Extracted records:

* begin *

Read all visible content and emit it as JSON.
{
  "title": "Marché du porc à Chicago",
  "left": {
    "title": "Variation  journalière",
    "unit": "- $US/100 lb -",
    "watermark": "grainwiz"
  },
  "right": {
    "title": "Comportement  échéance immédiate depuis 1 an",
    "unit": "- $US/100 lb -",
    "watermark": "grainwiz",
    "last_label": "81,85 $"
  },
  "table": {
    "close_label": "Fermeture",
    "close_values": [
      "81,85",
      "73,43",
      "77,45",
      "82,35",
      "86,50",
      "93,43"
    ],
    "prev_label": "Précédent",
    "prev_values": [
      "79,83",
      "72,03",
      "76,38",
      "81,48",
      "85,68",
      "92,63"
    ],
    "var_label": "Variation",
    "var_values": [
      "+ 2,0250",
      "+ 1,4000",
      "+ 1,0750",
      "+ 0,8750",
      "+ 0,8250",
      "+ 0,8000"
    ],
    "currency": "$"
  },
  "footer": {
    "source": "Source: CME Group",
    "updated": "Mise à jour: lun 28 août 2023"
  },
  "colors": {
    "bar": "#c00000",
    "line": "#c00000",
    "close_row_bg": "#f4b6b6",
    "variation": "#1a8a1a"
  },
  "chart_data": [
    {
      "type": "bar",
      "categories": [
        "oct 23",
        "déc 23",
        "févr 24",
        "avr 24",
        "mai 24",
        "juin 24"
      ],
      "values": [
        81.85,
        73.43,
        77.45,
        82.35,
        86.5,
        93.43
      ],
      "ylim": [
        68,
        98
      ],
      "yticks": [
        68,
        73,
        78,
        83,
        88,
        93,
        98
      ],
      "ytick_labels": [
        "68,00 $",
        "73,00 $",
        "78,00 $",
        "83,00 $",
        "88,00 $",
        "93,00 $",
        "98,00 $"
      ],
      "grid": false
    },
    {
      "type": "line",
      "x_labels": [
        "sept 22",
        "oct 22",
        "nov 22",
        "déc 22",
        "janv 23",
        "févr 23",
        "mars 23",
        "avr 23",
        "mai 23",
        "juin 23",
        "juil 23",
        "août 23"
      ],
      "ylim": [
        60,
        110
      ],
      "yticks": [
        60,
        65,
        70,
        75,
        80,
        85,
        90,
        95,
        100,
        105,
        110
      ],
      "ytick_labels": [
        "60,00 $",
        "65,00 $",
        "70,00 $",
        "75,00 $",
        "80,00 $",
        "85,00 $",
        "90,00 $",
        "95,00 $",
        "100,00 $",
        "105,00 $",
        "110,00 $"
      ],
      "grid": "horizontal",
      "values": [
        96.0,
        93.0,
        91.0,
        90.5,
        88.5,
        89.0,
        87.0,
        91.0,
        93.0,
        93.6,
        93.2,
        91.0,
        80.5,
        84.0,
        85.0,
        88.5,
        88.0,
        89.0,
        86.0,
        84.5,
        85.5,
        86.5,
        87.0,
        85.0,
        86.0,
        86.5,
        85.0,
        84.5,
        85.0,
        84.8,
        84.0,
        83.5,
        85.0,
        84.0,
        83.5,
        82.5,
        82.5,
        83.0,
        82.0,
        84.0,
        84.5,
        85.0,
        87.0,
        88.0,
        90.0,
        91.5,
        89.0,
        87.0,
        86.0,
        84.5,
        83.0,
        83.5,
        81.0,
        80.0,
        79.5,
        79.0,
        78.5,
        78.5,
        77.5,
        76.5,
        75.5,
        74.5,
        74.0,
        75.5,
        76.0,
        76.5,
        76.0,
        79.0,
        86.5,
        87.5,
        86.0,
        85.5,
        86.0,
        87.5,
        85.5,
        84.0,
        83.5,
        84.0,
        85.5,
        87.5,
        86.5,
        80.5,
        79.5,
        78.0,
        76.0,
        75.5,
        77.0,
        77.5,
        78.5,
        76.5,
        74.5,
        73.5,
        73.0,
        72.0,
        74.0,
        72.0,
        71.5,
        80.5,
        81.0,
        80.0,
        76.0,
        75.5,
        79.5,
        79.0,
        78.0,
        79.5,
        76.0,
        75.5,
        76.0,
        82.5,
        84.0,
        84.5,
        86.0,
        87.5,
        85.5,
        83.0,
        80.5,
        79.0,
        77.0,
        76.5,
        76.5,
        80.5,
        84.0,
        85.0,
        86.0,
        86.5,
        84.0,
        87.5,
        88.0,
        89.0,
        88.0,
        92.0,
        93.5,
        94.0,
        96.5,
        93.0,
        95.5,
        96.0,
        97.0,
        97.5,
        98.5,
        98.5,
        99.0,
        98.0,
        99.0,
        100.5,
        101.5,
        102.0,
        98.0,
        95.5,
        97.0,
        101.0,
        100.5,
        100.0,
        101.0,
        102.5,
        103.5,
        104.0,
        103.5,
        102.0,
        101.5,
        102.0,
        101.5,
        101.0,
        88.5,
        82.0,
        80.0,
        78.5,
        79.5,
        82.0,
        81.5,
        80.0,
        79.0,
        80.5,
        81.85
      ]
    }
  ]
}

* end *

**Instructions to follow:** Extract every record and return it verbatim.

**The reply:**
Read all visible content and emit it as JSON.
{
  "title": "Marché du porc à Chicago",
  "left": {
    "title": "Variation  journalière",
    "unit": "- $US/100 lb -",
    "watermark": "grainwiz"
  },
  "right": {
    "title": "Comportement  échéance immédiate depuis 1 an",
    "unit": "- $US/100 lb -",
    "watermark": "grainwiz",
    "last_label": "81,85 $"
  },
  "table": {
    "close_label": "Fermeture",
    "close_values": [
      "81,85",
      "73,43",
      "77,45",
      "82,35",
      "86,50",
      "93,43"
    ],
    "prev_label": "Précédent",
    "prev_values": [
      "79,83",
      "72,03",
      "76,38",
      "81,48",
      "85,68",
      "92,63"
    ],
    "var_label": "Variation",
    "var_values": [
      "+ 2,0250",
      "+ 1,4000",
      "+ 1,0750",
      "+ 0,8750",
      "+ 0,8250",
      "+ 0,8000"
    ],
    "currency": "$"
  },
  "footer": {
    "source": "Source: CME Group",
    "updated": "Mise à jour: lun 28 août 2023"
  },
  "colors": {
    "bar": "#c00000",
    "line": "#c00000",
    "close_row_bg": "#f4b6b6",
    "variation": "#1a8a1a"
  },
  "chart_data": [
    {
      "type": "bar",
      "categories": [
        "oct 23",
        "déc 23",
        "févr 24",
        "avr 24",
        "mai 24",
        "juin 24"
      ],
      "values": [
        81.85,
        73.43,
        77.45,
        82.35,
        86.5,
        93.43
      ],
      "ylim": [
        68,
        98
      ],
      "yticks": [
        68,
        73,
        78,
        83,
        88,
        93,
        98
      ],
      "ytick_labels": [
        "68,00 $",
        "73,00 $",
        "78,00 $",
        "83,00 $",
        "88,00 $",
        "93,00 $",
        "98,00 $"
      ],
      "grid": false
    },
    {
      "type": "line",
      "x_labels": [
        "sept 22",
        "oct 22",
        "nov 22",
        "déc 22",
        "janv 23",
        "févr 23",
        "mars 23",
        "avr 23",
        "mai 23",
        "juin 23",
        "juil 23",
        "août 23"
      ],
      "ylim": [
        60,
        110
      ],
      "yticks": [
        60,
        65,
        70,
        75,
        80,
        85,
        90,
        95,
        100,
        105,
        110
      ],
      "ytick_labels": [
        "60,00 $",
        "65,00 $",
        "70,00 $",
        "75,00 $",
        "80,00 $",
        "85,00 $",
        "90,00 $",
        "95,00 $",
        "100,00 $",
        "105,00 $",
        "110,00 $"
      ],
      "grid": "horizontal",
      "values": [
        96.0,
        93.0,
        91.0,
        90.5,
        88.5,
        89.0,
        87.0,
        91.0,
        93.0,
        93.6,
        93.2,
        91.0,
        80.5,
        84.0,
        85.0,
        88.5,
        88.0,
        89.0,
        86.0,
        84.5,
        85.5,
        86.5,
        87.0,
        85.0,
        86.0,
        86.5,
        85.0,
        84.5,
        85.0,
        84.8,
        84.0,
        83.5,
        85.0,
        84.0,
        83.5,
        82.5,
        82.5,
        83.0,
        82.0,
        84.0,
        84.5,
        85.0,
        87.0,
        88.0,
        90.0,
        91.5,
        89.0,
        87.0,
        86.0,
        84.5,
        83.0,
        83.5,
        81.0,
        80.0,
        79.5,
        79.0,
        78.5,
        78.5,
        77.5,
        76.5,
        75.5,
        74.5,
        74.0,
        75.5,
        76.0,
        76.5,
        76.0,
        79.0,
        86.5,
        87.5,
        86.0,
        85.5,
        86.0,
        87.5,
        85.5,
        84.0,
        83.5,
        84.0,
        85.5,
        87.5,
        86.5,
        80.5,
        79.5,
        78.0,
        76.0,
        75.5,
        77.0,
        77.5,
        78.5,
        76.5,
        74.5,
        73.5,
        73.0,
        72.0,
        74.0,
        72.0,
        71.5,
        80.5,
        81.0,
        80.0,
        76.0,
        75.5,
        79.5,
        79.0,
        78.0,
        79.5,
        76.0,
        75.5,
        76.0,
        82.5,
        84.0,
        84.5,
        86.0,
        87.5,
        85.5,
        83.0,
        80.5,
        79.0,
        77.0,
        76.5,
        76.5,
        80.5,
        84.0,
        85.0,
        86.0,
        86.5,
        84.0,
        87.5,
        88.0,
        89.0,
        88.0,
        92.0,
        93.5,
        94.0,
        96.5,
        93.0,
        95.5,
        96.0,
        97.0,
        97.5,
        98.5,
        98.5,
        99.0,
        98.0,
        99.0,
        100.5,
        101.5,
        102.0,
        98.0,
        95.5,
        97.0,
        101.0,
        100.5,
        100.0,
        101.0,
        102.5,
        103.5,
        104.0,
        103.5,
        102.0,
        101.5,
        102.0,
        101.5,
        101.0,
        88.5,
        82.0,
        80.0,
        78.5,
        79.5,
        82.0,
        81.5,
        80.0,
        79.0,
        80.5,
        81.85
      ]
    }
  ]
}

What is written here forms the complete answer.